_Goal of the exercise:_
State the number of lines where "title" appears. Add nothing else.

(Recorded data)
******
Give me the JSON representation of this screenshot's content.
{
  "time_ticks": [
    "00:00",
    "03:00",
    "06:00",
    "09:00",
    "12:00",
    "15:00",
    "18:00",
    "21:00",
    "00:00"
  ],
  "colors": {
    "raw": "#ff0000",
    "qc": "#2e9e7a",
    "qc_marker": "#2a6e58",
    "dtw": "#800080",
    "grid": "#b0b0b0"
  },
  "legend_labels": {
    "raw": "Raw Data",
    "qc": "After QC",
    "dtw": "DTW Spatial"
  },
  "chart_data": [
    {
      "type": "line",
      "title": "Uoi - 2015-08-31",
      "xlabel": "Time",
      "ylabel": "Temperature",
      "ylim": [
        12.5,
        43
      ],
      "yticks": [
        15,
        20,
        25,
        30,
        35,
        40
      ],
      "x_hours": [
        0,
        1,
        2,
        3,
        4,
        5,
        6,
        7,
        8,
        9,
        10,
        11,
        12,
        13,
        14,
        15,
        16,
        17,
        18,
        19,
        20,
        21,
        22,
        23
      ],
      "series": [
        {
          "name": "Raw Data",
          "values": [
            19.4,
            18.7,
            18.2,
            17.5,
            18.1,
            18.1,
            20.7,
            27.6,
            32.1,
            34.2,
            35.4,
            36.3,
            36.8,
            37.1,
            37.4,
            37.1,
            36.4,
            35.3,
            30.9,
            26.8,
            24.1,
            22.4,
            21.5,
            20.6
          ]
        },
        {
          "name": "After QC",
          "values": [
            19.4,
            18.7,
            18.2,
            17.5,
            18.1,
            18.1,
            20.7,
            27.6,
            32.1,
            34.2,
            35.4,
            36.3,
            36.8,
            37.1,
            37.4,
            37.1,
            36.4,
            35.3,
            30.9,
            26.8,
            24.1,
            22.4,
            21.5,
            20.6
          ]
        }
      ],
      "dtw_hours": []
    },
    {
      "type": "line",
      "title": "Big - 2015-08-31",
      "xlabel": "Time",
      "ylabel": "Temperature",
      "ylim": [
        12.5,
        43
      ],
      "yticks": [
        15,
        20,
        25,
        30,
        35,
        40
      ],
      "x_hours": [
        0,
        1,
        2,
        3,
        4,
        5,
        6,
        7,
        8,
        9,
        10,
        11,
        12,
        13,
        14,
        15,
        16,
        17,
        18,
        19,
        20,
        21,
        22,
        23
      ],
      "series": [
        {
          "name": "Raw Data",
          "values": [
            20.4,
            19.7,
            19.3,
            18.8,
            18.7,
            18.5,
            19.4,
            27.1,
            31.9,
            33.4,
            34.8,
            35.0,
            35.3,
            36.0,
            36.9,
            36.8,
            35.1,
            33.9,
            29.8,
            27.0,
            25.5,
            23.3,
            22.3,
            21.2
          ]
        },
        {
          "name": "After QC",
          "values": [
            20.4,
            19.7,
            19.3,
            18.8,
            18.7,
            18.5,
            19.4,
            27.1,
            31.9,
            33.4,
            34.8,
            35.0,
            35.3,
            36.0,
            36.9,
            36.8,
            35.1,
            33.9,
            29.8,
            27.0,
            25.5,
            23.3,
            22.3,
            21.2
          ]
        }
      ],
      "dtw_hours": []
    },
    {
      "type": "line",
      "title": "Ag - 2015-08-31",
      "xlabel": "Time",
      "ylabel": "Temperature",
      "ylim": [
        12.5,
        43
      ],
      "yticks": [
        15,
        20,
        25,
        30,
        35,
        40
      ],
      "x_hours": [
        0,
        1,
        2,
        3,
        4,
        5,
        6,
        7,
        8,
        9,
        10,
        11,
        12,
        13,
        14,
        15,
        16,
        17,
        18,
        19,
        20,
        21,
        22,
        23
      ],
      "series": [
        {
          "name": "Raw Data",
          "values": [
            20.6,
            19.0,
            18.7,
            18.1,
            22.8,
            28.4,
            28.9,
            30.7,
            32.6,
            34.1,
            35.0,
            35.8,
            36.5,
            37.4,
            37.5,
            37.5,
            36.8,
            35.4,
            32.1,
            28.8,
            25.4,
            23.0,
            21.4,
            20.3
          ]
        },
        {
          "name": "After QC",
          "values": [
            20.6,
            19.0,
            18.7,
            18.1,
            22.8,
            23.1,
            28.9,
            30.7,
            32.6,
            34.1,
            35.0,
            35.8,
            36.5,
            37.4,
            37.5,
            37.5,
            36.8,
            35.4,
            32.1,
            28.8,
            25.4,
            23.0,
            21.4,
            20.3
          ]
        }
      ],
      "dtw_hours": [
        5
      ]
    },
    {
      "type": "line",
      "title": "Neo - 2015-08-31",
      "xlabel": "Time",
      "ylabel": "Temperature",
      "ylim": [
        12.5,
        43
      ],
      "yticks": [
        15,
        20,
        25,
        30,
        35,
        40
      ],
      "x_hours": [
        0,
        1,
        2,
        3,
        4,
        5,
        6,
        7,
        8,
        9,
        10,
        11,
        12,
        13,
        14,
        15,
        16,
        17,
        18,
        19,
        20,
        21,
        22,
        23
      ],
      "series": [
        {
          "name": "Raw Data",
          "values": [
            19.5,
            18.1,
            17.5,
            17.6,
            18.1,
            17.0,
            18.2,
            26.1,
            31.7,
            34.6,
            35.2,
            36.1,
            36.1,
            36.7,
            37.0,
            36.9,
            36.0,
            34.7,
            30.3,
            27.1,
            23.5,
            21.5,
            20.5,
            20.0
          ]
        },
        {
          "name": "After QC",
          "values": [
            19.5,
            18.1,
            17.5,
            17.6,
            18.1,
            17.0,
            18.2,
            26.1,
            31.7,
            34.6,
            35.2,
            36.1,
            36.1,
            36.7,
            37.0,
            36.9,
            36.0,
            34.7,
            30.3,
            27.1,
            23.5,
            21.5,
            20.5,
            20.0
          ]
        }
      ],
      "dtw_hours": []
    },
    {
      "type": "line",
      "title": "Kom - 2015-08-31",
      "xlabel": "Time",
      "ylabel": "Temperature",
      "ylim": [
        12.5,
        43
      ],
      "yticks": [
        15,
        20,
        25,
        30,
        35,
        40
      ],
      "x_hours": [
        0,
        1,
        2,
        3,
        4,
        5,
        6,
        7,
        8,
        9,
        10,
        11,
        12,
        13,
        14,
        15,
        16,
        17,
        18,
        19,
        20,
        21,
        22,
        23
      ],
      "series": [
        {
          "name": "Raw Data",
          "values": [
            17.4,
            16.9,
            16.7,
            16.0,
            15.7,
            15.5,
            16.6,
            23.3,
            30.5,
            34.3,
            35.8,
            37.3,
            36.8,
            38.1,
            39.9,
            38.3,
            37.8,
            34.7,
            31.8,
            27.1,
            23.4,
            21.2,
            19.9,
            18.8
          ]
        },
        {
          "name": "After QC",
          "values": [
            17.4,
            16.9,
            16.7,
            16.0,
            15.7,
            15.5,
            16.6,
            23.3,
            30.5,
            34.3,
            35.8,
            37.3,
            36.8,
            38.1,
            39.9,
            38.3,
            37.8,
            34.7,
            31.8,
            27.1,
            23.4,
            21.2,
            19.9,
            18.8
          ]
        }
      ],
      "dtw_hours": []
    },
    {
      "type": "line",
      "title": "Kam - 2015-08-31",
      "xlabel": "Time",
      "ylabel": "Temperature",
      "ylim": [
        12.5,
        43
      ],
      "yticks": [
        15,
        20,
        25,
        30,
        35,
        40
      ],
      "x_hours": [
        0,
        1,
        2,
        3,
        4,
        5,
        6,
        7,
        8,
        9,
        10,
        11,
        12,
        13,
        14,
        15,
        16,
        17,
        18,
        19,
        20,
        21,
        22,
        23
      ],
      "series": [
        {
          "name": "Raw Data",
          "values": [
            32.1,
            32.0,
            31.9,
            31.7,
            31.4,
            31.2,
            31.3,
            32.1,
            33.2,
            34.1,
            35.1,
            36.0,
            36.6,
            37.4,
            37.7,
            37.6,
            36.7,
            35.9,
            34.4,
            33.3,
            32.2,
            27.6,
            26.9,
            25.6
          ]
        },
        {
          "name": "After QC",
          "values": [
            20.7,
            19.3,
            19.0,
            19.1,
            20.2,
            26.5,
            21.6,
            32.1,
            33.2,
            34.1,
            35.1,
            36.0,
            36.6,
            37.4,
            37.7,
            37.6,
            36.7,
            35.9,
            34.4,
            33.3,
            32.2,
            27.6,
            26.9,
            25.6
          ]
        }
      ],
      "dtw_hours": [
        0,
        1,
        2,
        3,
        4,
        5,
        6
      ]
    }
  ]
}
******
_Exercise answer:_
6